Your instructions —
Copy each line of the data below with the word "labels".

Extracted data —
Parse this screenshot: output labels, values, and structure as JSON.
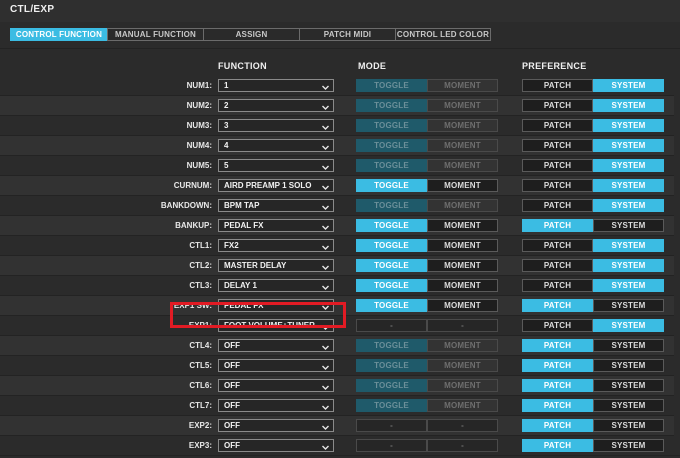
{
  "window": {
    "title": "CTL/EXP"
  },
  "tabs": [
    {
      "label": "CONTROL FUNCTION",
      "active": true
    },
    {
      "label": "MANUAL FUNCTION",
      "active": false
    },
    {
      "label": "ASSIGN",
      "active": false
    },
    {
      "label": "PATCH MIDI",
      "active": false
    },
    {
      "label": "CONTROL LED COLOR",
      "active": false
    }
  ],
  "headers": {
    "function": "FUNCTION",
    "mode": "MODE",
    "preference": "PREFERENCE"
  },
  "labels": {
    "toggle": "TOGGLE",
    "moment": "MOMENT",
    "patch": "PATCH",
    "system": "SYSTEM",
    "dash": "-"
  },
  "colors": {
    "accent": "#3bbce3",
    "highlight_box": "#e21b24",
    "background": "#2b2b2b"
  },
  "rows": [
    {
      "label": "NUM1:",
      "function": "1",
      "mode": "toggle",
      "mode_enabled": false,
      "preference": "system"
    },
    {
      "label": "NUM2:",
      "function": "2",
      "mode": "toggle",
      "mode_enabled": false,
      "preference": "system"
    },
    {
      "label": "NUM3:",
      "function": "3",
      "mode": "toggle",
      "mode_enabled": false,
      "preference": "system"
    },
    {
      "label": "NUM4:",
      "function": "4",
      "mode": "toggle",
      "mode_enabled": false,
      "preference": "system"
    },
    {
      "label": "NUM5:",
      "function": "5",
      "mode": "toggle",
      "mode_enabled": false,
      "preference": "system"
    },
    {
      "label": "CURNUM:",
      "function": "AIRD PREAMP 1 SOLO",
      "mode": "toggle",
      "mode_enabled": true,
      "preference": "system"
    },
    {
      "label": "BANKDOWN:",
      "function": "BPM TAP",
      "mode": "toggle",
      "mode_enabled": false,
      "preference": "system"
    },
    {
      "label": "BANKUP:",
      "function": "PEDAL FX",
      "mode": "toggle",
      "mode_enabled": true,
      "preference": "patch"
    },
    {
      "label": "CTL1:",
      "function": "FX2",
      "mode": "toggle",
      "mode_enabled": true,
      "preference": "system"
    },
    {
      "label": "CTL2:",
      "function": "MASTER DELAY",
      "mode": "toggle",
      "mode_enabled": true,
      "preference": "system"
    },
    {
      "label": "CTL3:",
      "function": "DELAY 1",
      "mode": "toggle",
      "mode_enabled": true,
      "preference": "system"
    },
    {
      "label": "EXP1 SW:",
      "function": "PEDAL FX",
      "mode": "toggle",
      "mode_enabled": true,
      "preference": "patch"
    },
    {
      "label": "EXP1:",
      "function": "FOOT VOLUME+TUNER",
      "mode": "none",
      "mode_enabled": false,
      "preference": "system"
    },
    {
      "label": "CTL4:",
      "function": "OFF",
      "mode": "toggle",
      "mode_enabled": false,
      "preference": "patch"
    },
    {
      "label": "CTL5:",
      "function": "OFF",
      "mode": "toggle",
      "mode_enabled": false,
      "preference": "patch"
    },
    {
      "label": "CTL6:",
      "function": "OFF",
      "mode": "toggle",
      "mode_enabled": false,
      "preference": "patch"
    },
    {
      "label": "CTL7:",
      "function": "OFF",
      "mode": "toggle",
      "mode_enabled": false,
      "preference": "patch"
    },
    {
      "label": "EXP2:",
      "function": "OFF",
      "mode": "none",
      "mode_enabled": false,
      "preference": "patch"
    },
    {
      "label": "EXP3:",
      "function": "OFF",
      "mode": "none",
      "mode_enabled": false,
      "preference": "patch"
    }
  ]
}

Correct result —
Parse this screenshot: output labels, values, and structure as JSON.
  "labels": {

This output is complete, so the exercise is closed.